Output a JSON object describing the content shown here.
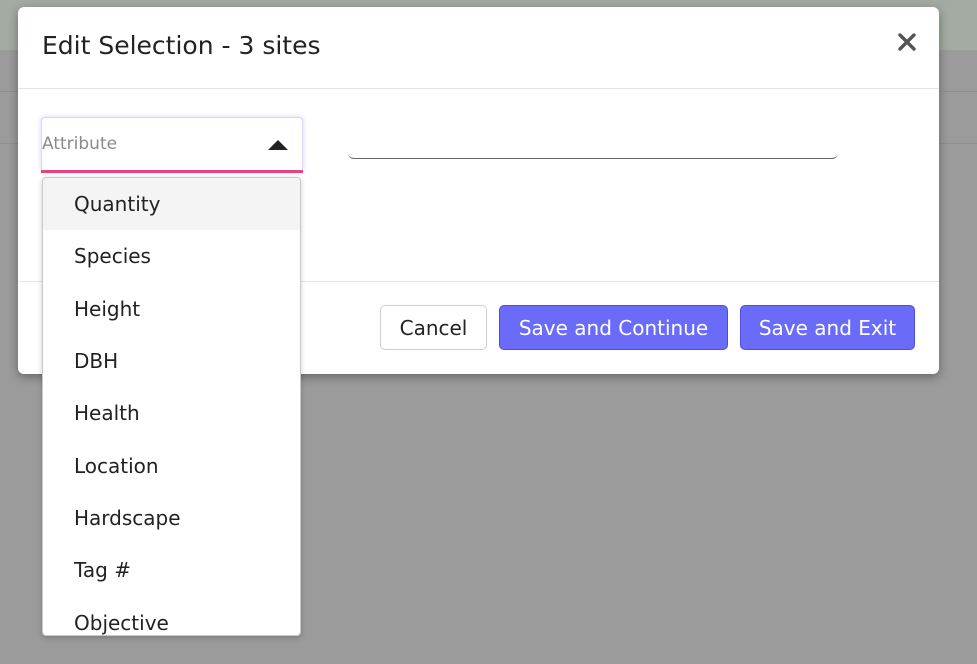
{
  "modal": {
    "title": "Edit Selection - 3 sites",
    "close_icon": "close-icon"
  },
  "attribute_select": {
    "placeholder": "Attribute",
    "state": "open"
  },
  "value_input": {
    "value": ""
  },
  "dropdown": {
    "options": [
      "Quantity",
      "Species",
      "Height",
      "DBH",
      "Health",
      "Location",
      "Hardscape",
      "Tag #",
      "Objective"
    ],
    "highlighted_index": 0
  },
  "footer": {
    "cancel_label": "Cancel",
    "save_continue_label": "Save and Continue",
    "save_exit_label": "Save and Exit"
  },
  "colors": {
    "primary": "#6b6bfa",
    "focus_underline": "#e8437e",
    "overlay": "#9b9b9b"
  }
}
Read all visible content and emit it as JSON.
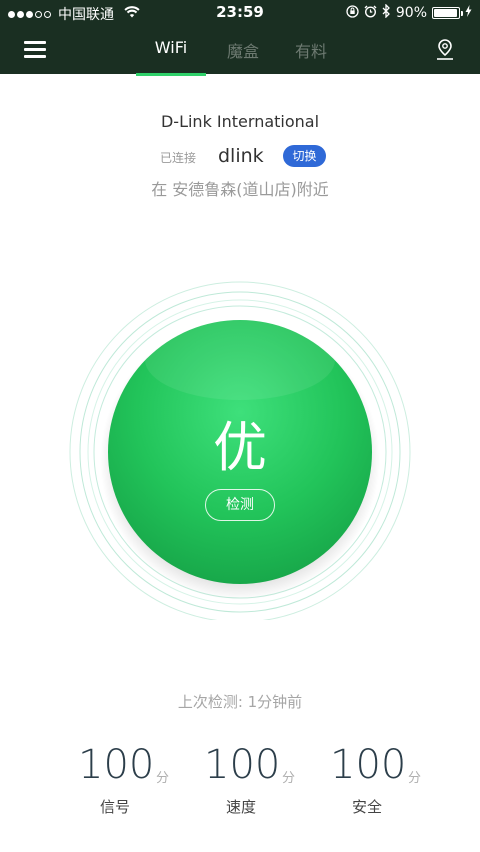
{
  "status_bar": {
    "carrier": "中国联通",
    "time": "23:59",
    "battery": "90%",
    "battery_level": 0.9,
    "signal_bars_filled": 3,
    "signal_bars_total": 5
  },
  "header": {
    "tabs": [
      {
        "label": "WiFi",
        "active": true
      },
      {
        "label": "魔盒",
        "active": false
      },
      {
        "label": "有料",
        "active": false
      }
    ],
    "menu_icon": "hamburger-menu-icon",
    "location_icon": "location-pin-icon"
  },
  "network": {
    "name": "D-Link International",
    "connected_label": "已连接",
    "ssid": "dlink",
    "switch_label": "切换",
    "location": "在 安德鲁森(道山店)附近"
  },
  "gauge": {
    "grade": "优",
    "check_label": "检测"
  },
  "last_check": "上次检测: 1分钟前",
  "stats": [
    {
      "value": "100",
      "unit": "分",
      "label": "信号"
    },
    {
      "value": "100",
      "unit": "分",
      "label": "速度"
    },
    {
      "value": "100",
      "unit": "分",
      "label": "安全"
    }
  ],
  "colors": {
    "header_bg": "#1a2f22",
    "accent_green": "#2fd16a",
    "button_blue": "#2f69d7"
  }
}
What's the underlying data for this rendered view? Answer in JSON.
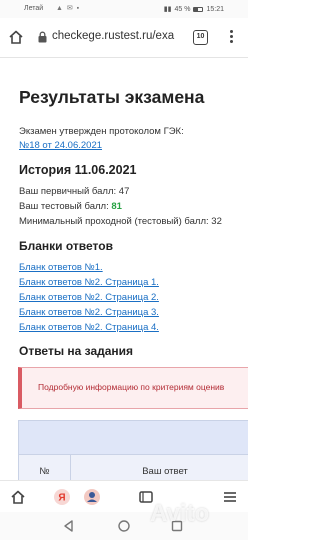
{
  "status_bar": {
    "carrier": "Летай",
    "indicators": "▲ ✉ ▪",
    "battery": "45 %",
    "time": "15:21"
  },
  "browser": {
    "url": "checkege.rustest.ru/exa",
    "tab_count": "10"
  },
  "page": {
    "title": "Результаты экзамена",
    "protocol_label": "Экзамен утвержден протоколом ГЭК:",
    "protocol_link": "№18 от 24.06.2021",
    "history_title": "История 11.06.2021",
    "scores": [
      {
        "label": "Ваш первичный балл:",
        "value": "47"
      },
      {
        "label": "Ваш тестовый балл:",
        "value": "81"
      },
      {
        "label": "Минимальный проходной (тестовый) балл:",
        "value": "32"
      }
    ],
    "forms_title": "Бланки ответов",
    "forms": [
      "Бланк ответов №1.",
      "Бланк ответов №2. Страница 1.",
      "Бланк ответов №2. Страница 2.",
      "Бланк ответов №2. Страница 3.",
      "Бланк ответов №2. Страница 4."
    ],
    "answers_title": "Ответы на задания",
    "notice": "Подробную информацию по критериям оценив",
    "table_headers": {
      "num": "№",
      "answer": "Ваш ответ"
    }
  },
  "toolbar": {
    "items": [
      "home-icon",
      "yandex-icon",
      "avatar",
      "tabs-icon",
      "menu-icon"
    ]
  },
  "watermark": "Avito",
  "colors": {
    "link": "#1a6fc4",
    "score_highlight": "#27a243",
    "notice_border": "#d95b63",
    "table_header": "#dfe6f8"
  }
}
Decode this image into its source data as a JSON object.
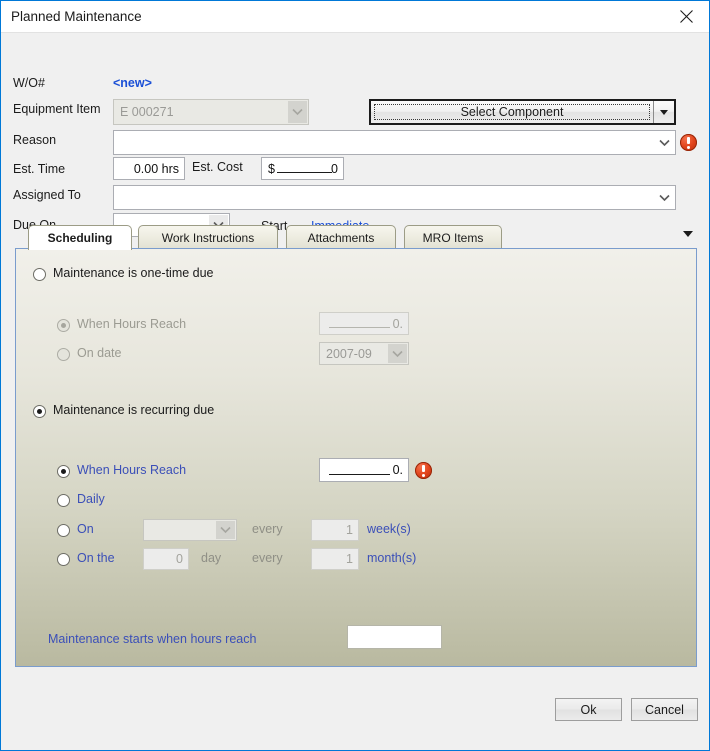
{
  "window": {
    "title": "Planned Maintenance",
    "close_icon": "close-icon"
  },
  "header": {
    "wo_label": "W/O#",
    "wo_value": "<new>",
    "equipment_label": "Equipment Item",
    "equipment_value": "E 000271",
    "select_component_label": "Select Component",
    "reason_label": "Reason",
    "reason_value": "",
    "est_time_label": "Est. Time",
    "est_time_value": "0.00 hrs",
    "est_cost_label": "Est. Cost",
    "est_cost_currency": "$",
    "est_cost_value": "0",
    "assigned_to_label": "Assigned To",
    "assigned_to_value": "",
    "due_on_label": "Due On",
    "due_on_value": "",
    "start_label": "Start",
    "start_value": "Immediate"
  },
  "tabs": [
    {
      "label": "Scheduling",
      "active": true
    },
    {
      "label": "Work Instructions",
      "active": false
    },
    {
      "label": "Attachments",
      "active": false
    },
    {
      "label": "MRO Items",
      "active": false
    }
  ],
  "scheduling": {
    "one_time": {
      "label": "Maintenance is one-time due",
      "selected": false,
      "when_hours_label": "When Hours Reach",
      "when_hours_selected": true,
      "when_hours_value": "0.",
      "on_date_label": "On date",
      "on_date_selected": false,
      "on_date_value": "2007-09"
    },
    "recurring": {
      "label": "Maintenance is recurring due",
      "selected": true,
      "when_hours_label": "When Hours Reach",
      "when_hours_selected": true,
      "when_hours_value": "0.",
      "daily_label": "Daily",
      "daily_selected": false,
      "on_label": "On",
      "on_selected": false,
      "on_day_value": "",
      "on_every_label": "every",
      "on_interval_value": "1",
      "on_unit_label": "week(s)",
      "onthe_label": "On the",
      "onthe_selected": false,
      "onthe_day_value": "0",
      "onthe_day_label": "day",
      "onthe_every_label": "every",
      "onthe_interval_value": "1",
      "onthe_unit_label": "month(s)"
    },
    "starts_label": "Maintenance starts when hours reach",
    "starts_value": ""
  },
  "footer": {
    "ok_label": "Ok",
    "cancel_label": "Cancel"
  },
  "colors": {
    "accent_blue": "#3b4fb8",
    "link_blue": "#1a4fd6",
    "error_red": "#e2451c",
    "panel_border": "#7a9ccd"
  }
}
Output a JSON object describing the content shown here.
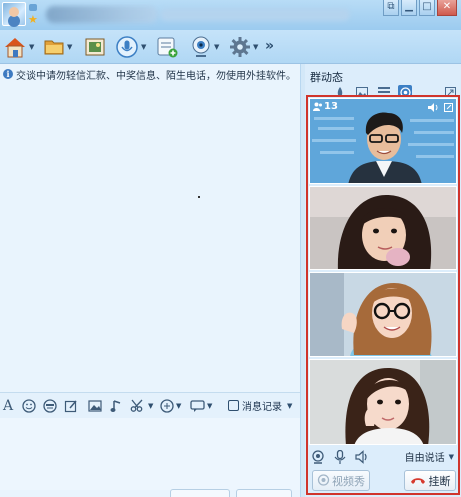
{
  "window": {
    "controls": {
      "restore": "⧉",
      "minimize": "▁",
      "maximize": "□",
      "close": "✕"
    }
  },
  "toolbar": {
    "more_label": "»",
    "icons": [
      "home-icon",
      "folder-icon",
      "picture-icon",
      "voice-icon",
      "app-icon",
      "webcam-icon",
      "gear-icon"
    ]
  },
  "chat": {
    "notice": "交谈中请勿轻信汇款、中奖信息、陌生电话，勿使用外挂软件。",
    "message_record_label": "消息记录"
  },
  "group_panel": {
    "title": "群动态",
    "tabs": [
      "paint-icon",
      "image-icon",
      "list-icon",
      "video-icon",
      "share-icon"
    ],
    "active_tab": 3,
    "video": {
      "member_count_text": "13",
      "auto_speak_label": "自由说话",
      "video_show_label": "视频秀",
      "hangup_label": "挂断",
      "hangup_color": "#d63a2e",
      "frame_color": "#d0342c"
    }
  },
  "colors": {
    "accent": "#3c7fc4",
    "titlebar": "#b8dcf6",
    "chat_bg": "#e9f4fd"
  }
}
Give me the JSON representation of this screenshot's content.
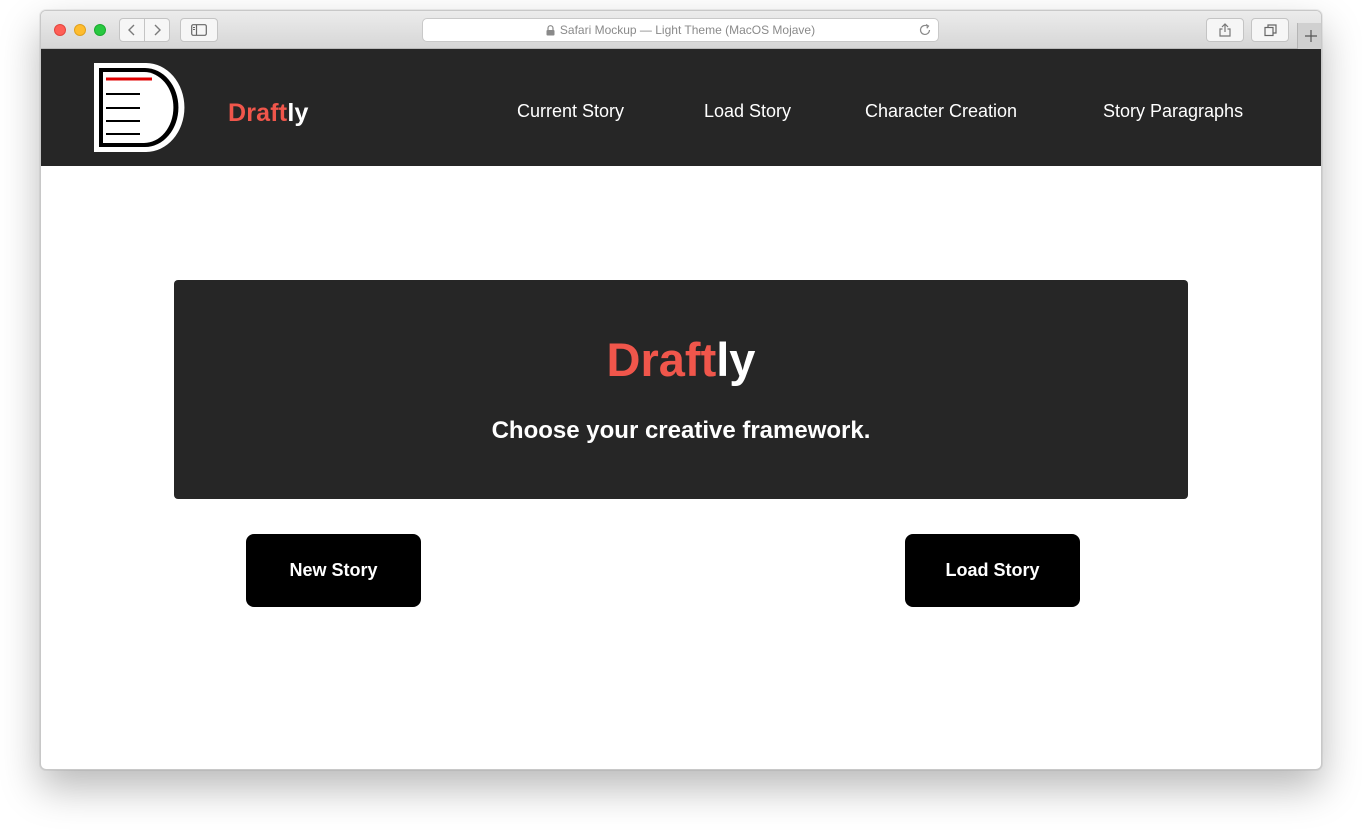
####
State the count of lines holding the string "JSON" in the listing above, and nothing else.

6